Task requirements
Locate each line below that includes "this" and reproduce it.

Data entries
++++
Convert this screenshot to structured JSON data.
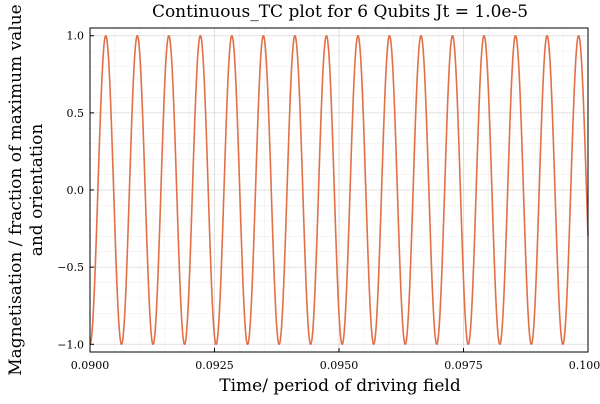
{
  "chart_data": {
    "type": "line",
    "title": "Continuous_TC plot for 6 Qubits Jt = 1.0e-5",
    "xlabel": "Time/ period of driving field",
    "ylabel_lines": [
      "Magnetisation / fraction of maximum value",
      "and orientation"
    ],
    "xlim": [
      0.09,
      0.1
    ],
    "ylim": [
      -1.05,
      1.05
    ],
    "x_ticks": [
      0.09,
      0.0925,
      0.095,
      0.0975,
      0.1
    ],
    "x_tick_labels": [
      "0.0900",
      "0.0925",
      "0.0950",
      "0.0975",
      "0.1000"
    ],
    "y_ticks": [
      -1.0,
      -0.5,
      0.0,
      0.5,
      1.0
    ],
    "y_tick_labels": [
      "−1.0",
      "−0.5",
      "0.0",
      "0.5",
      "1.0"
    ],
    "grid": true,
    "legend": "none",
    "series": [
      {
        "color": "#e26f46",
        "function": "-cos",
        "period": 0.000633,
        "amplitude": 1.0,
        "phase_origin": 0.09,
        "x_range": [
          0.09,
          0.1
        ],
        "peaks_at_max": [
          0.09032,
          0.09095,
          0.09158,
          0.09221,
          0.09285,
          0.09348,
          0.09411,
          0.09475,
          0.09538,
          0.09601,
          0.09665,
          0.09728,
          0.09791,
          0.09855,
          0.09918,
          0.09981
        ]
      }
    ]
  }
}
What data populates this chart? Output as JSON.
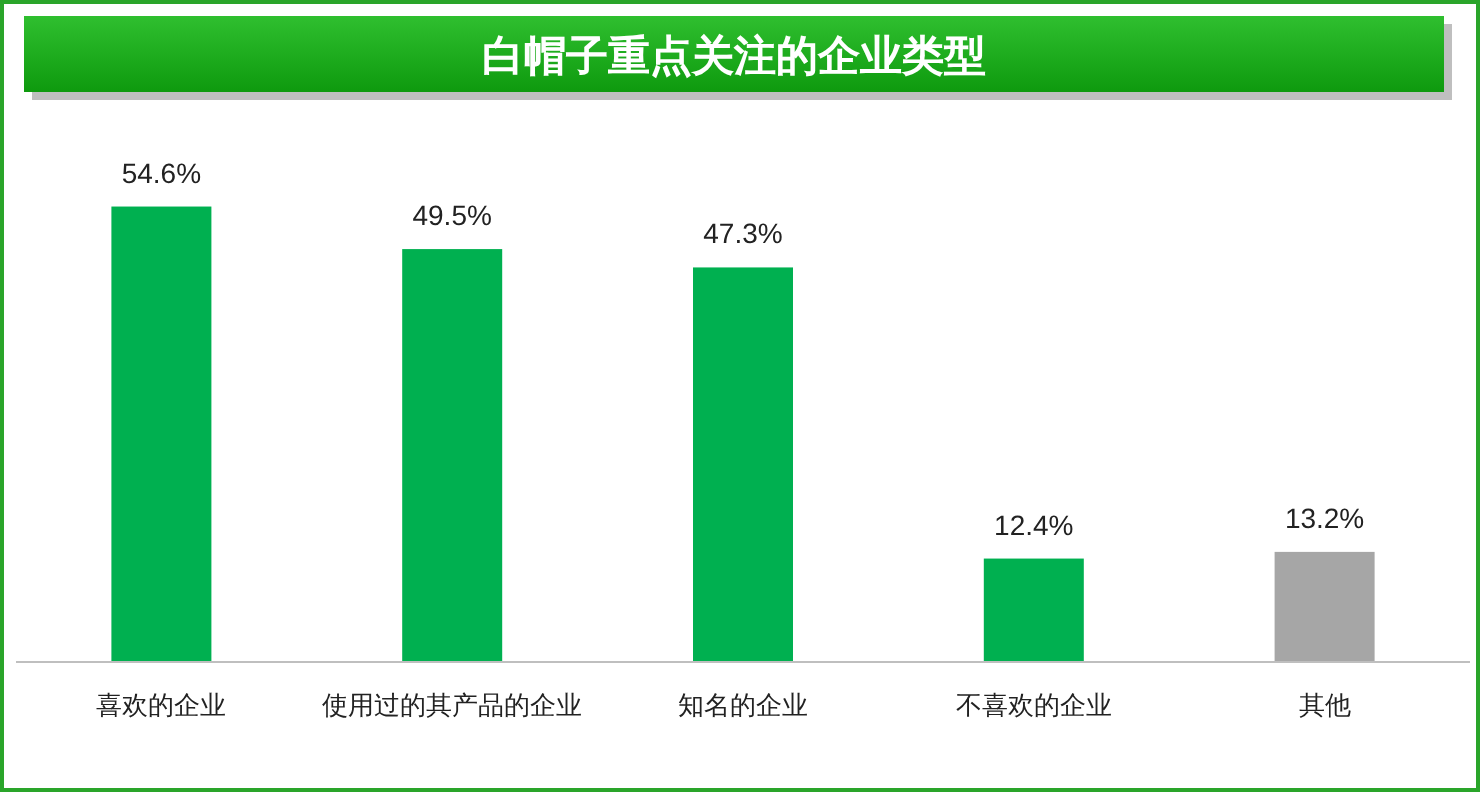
{
  "chart_data": {
    "type": "bar",
    "title": "白帽子重点关注的企业类型",
    "categories": [
      "喜欢的企业",
      "使用过的其产品的企业",
      "知名的企业",
      "不喜欢的企业",
      "其他"
    ],
    "values": [
      54.6,
      49.5,
      47.3,
      12.4,
      13.2
    ],
    "colors": [
      "#00b050",
      "#00b050",
      "#00b050",
      "#00b050",
      "#a6a6a6"
    ],
    "value_labels": [
      "54.6%",
      "49.5%",
      "47.3%",
      "12.4%",
      "13.2%"
    ],
    "grid": false
  }
}
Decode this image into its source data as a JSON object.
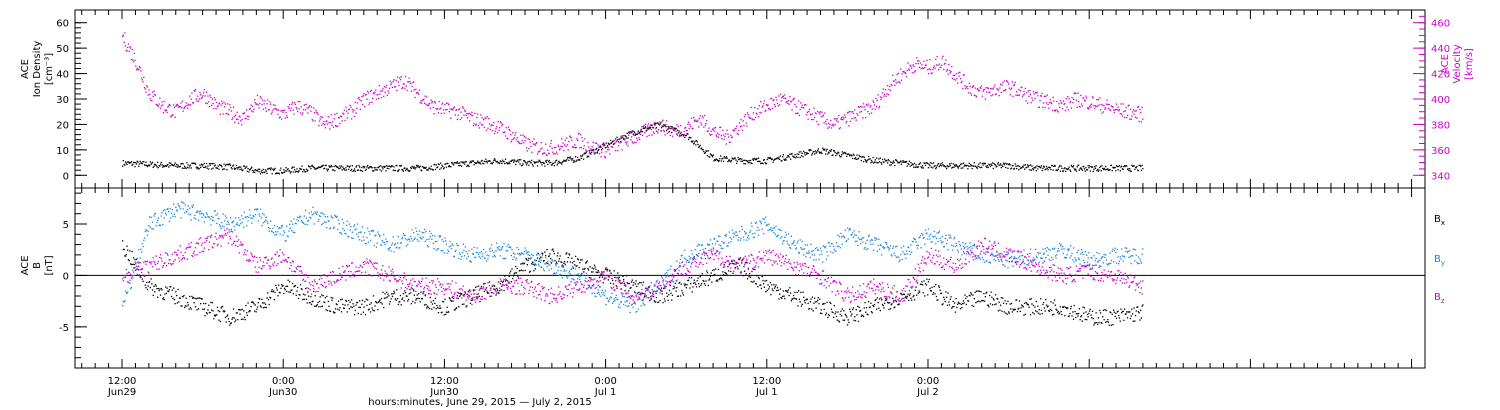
{
  "chart_data": [
    {
      "type": "scatter",
      "panel": "top",
      "ylabel_lines": [
        "ACE",
        "Ion Density",
        "[cm⁻³]"
      ],
      "y2label_lines": [
        "ACE",
        "Velocity",
        "[km/s]"
      ],
      "ylim": [
        -5,
        65
      ],
      "y2lim": [
        330,
        470
      ],
      "yticks": [
        0,
        10,
        20,
        30,
        40,
        50,
        60
      ],
      "y2ticks": [
        340,
        360,
        380,
        400,
        420,
        440,
        460
      ],
      "series": [
        {
          "axis": "left",
          "color": "#000000",
          "x": [
            0,
            2,
            4,
            6,
            8,
            10,
            12,
            14,
            16,
            18,
            20,
            22,
            24,
            26,
            28,
            30,
            32,
            33,
            34,
            36,
            38,
            40,
            42,
            44,
            46,
            48,
            50,
            52,
            54,
            56,
            58,
            60,
            62,
            64,
            66,
            68,
            70,
            72,
            74,
            76
          ],
          "y": [
            5,
            4.5,
            4,
            4,
            3.5,
            2,
            2,
            3,
            3,
            3,
            3,
            3,
            4,
            5,
            6,
            5,
            5,
            6,
            7,
            12,
            17,
            20,
            16,
            7,
            6,
            6,
            8,
            10,
            8,
            6,
            5,
            4,
            4,
            4,
            4,
            3,
            3,
            3,
            3,
            3
          ]
        },
        {
          "axis": "right",
          "color": "#cc00cc",
          "x": [
            0,
            1,
            2,
            3,
            4,
            5,
            6,
            7,
            8,
            9,
            10,
            11,
            12,
            13,
            14,
            15,
            16,
            17,
            18,
            19,
            20,
            21,
            22,
            23,
            24,
            25,
            26,
            27,
            28,
            29,
            30,
            31,
            32,
            33,
            34,
            35,
            36,
            37,
            38,
            39,
            40,
            41,
            42,
            43,
            44,
            45,
            46,
            47,
            48,
            49,
            50,
            51,
            52,
            53,
            54,
            55,
            56,
            57,
            58,
            59,
            60,
            61,
            62,
            63,
            64,
            65,
            66,
            67,
            68,
            69,
            70,
            71,
            72,
            73,
            74,
            75,
            76
          ],
          "y": [
            450,
            430,
            405,
            395,
            390,
            400,
            405,
            395,
            390,
            385,
            398,
            393,
            388,
            395,
            390,
            380,
            385,
            390,
            400,
            405,
            410,
            415,
            405,
            395,
            392,
            390,
            385,
            382,
            378,
            372,
            365,
            362,
            362,
            365,
            368,
            362,
            360,
            365,
            370,
            375,
            380,
            375,
            378,
            385,
            375,
            370,
            380,
            390,
            395,
            400,
            395,
            390,
            385,
            380,
            385,
            390,
            395,
            410,
            420,
            428,
            425,
            430,
            420,
            410,
            405,
            408,
            410,
            405,
            400,
            398,
            395,
            400,
            398,
            395,
            392,
            390,
            388
          ]
        }
      ]
    },
    {
      "type": "scatter",
      "panel": "bottom",
      "ylabel_lines": [
        "ACE",
        "B",
        "[nT]"
      ],
      "ylim": [
        -9,
        8.5
      ],
      "yticks": [
        -5,
        0,
        5
      ],
      "zero_line": true,
      "legend": [
        {
          "text": "B",
          "sub": "x",
          "color": "#000000"
        },
        {
          "text": "B",
          "sub": "y",
          "color": "#1a88e0"
        },
        {
          "text": "B",
          "sub": "z",
          "color": "#cc00cc"
        }
      ],
      "series": [
        {
          "name": "Bx",
          "color": "#000000",
          "x": [
            0,
            2,
            4,
            6,
            8,
            10,
            12,
            14,
            16,
            18,
            20,
            22,
            24,
            26,
            28,
            30,
            32,
            34,
            36,
            38,
            40,
            42,
            44,
            46,
            48,
            50,
            52,
            54,
            56,
            58,
            60,
            62,
            64,
            66,
            68,
            70,
            72,
            74,
            76
          ],
          "y": [
            3,
            -1,
            -2,
            -3,
            -4,
            -3,
            -1,
            -2,
            -3,
            -3,
            -2,
            -2,
            -3,
            -2,
            -1,
            1,
            2,
            1,
            0,
            -1,
            -2,
            -1,
            0,
            1,
            -1,
            -2,
            -3,
            -4,
            -3,
            -2,
            -1,
            -3,
            -2,
            -3,
            -3,
            -3,
            -4,
            -4,
            -3.5
          ]
        },
        {
          "name": "By",
          "color": "#1a88e0",
          "x": [
            0,
            2,
            4,
            6,
            8,
            10,
            12,
            14,
            16,
            18,
            20,
            22,
            24,
            26,
            28,
            30,
            32,
            34,
            36,
            38,
            40,
            42,
            44,
            46,
            48,
            50,
            52,
            54,
            56,
            58,
            60,
            62,
            64,
            66,
            68,
            70,
            72,
            74,
            76
          ],
          "y": [
            -3,
            5,
            6.5,
            6,
            5,
            6,
            4,
            6,
            5,
            4,
            3,
            4,
            3,
            2,
            2.5,
            2,
            1,
            0,
            -2,
            -3,
            -1,
            2,
            3,
            4,
            5,
            3,
            2,
            4,
            3,
            2,
            4,
            3,
            2,
            1.5,
            2,
            2.5,
            1.5,
            2,
            2
          ]
        },
        {
          "name": "Bz",
          "color": "#cc00cc",
          "x": [
            0,
            2,
            4,
            6,
            8,
            10,
            12,
            14,
            16,
            18,
            20,
            22,
            24,
            26,
            28,
            30,
            32,
            34,
            36,
            38,
            40,
            42,
            44,
            46,
            48,
            50,
            52,
            54,
            56,
            58,
            60,
            62,
            64,
            66,
            68,
            70,
            72,
            74,
            76
          ],
          "y": [
            0,
            1,
            2,
            3,
            4,
            1,
            2,
            -1,
            0,
            1,
            0,
            -1,
            -1,
            -2,
            -1,
            -1,
            -2,
            -1,
            0,
            -2,
            -1,
            1,
            2,
            1,
            2,
            1,
            0,
            -2,
            -1,
            -2,
            2,
            1,
            3,
            2,
            1,
            0,
            0.5,
            0,
            -1
          ]
        }
      ]
    }
  ],
  "x_axis": {
    "xlim": [
      -3.5,
      97
    ],
    "tick_times": [
      "12:00",
      "0:00",
      "12:00",
      "0:00",
      "12:00",
      "0:00"
    ],
    "tick_dates": [
      "Jun29",
      "Jun30",
      "Jun30",
      "Jul 1",
      "Jul 1",
      "Jul 2"
    ],
    "tick_positions_hours": [
      0,
      12,
      24,
      36,
      48,
      60
    ],
    "tick_hours_real": [
      12,
      24,
      36,
      48,
      60,
      72
    ],
    "xlabel": "hours:minutes, June 29, 2015 — July  2, 2015"
  }
}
++++
Exercise output
Convert this screenshot to structured JSON data.
What data populates this chart? Output as JSON.
Decode this image into its source data as a JSON object.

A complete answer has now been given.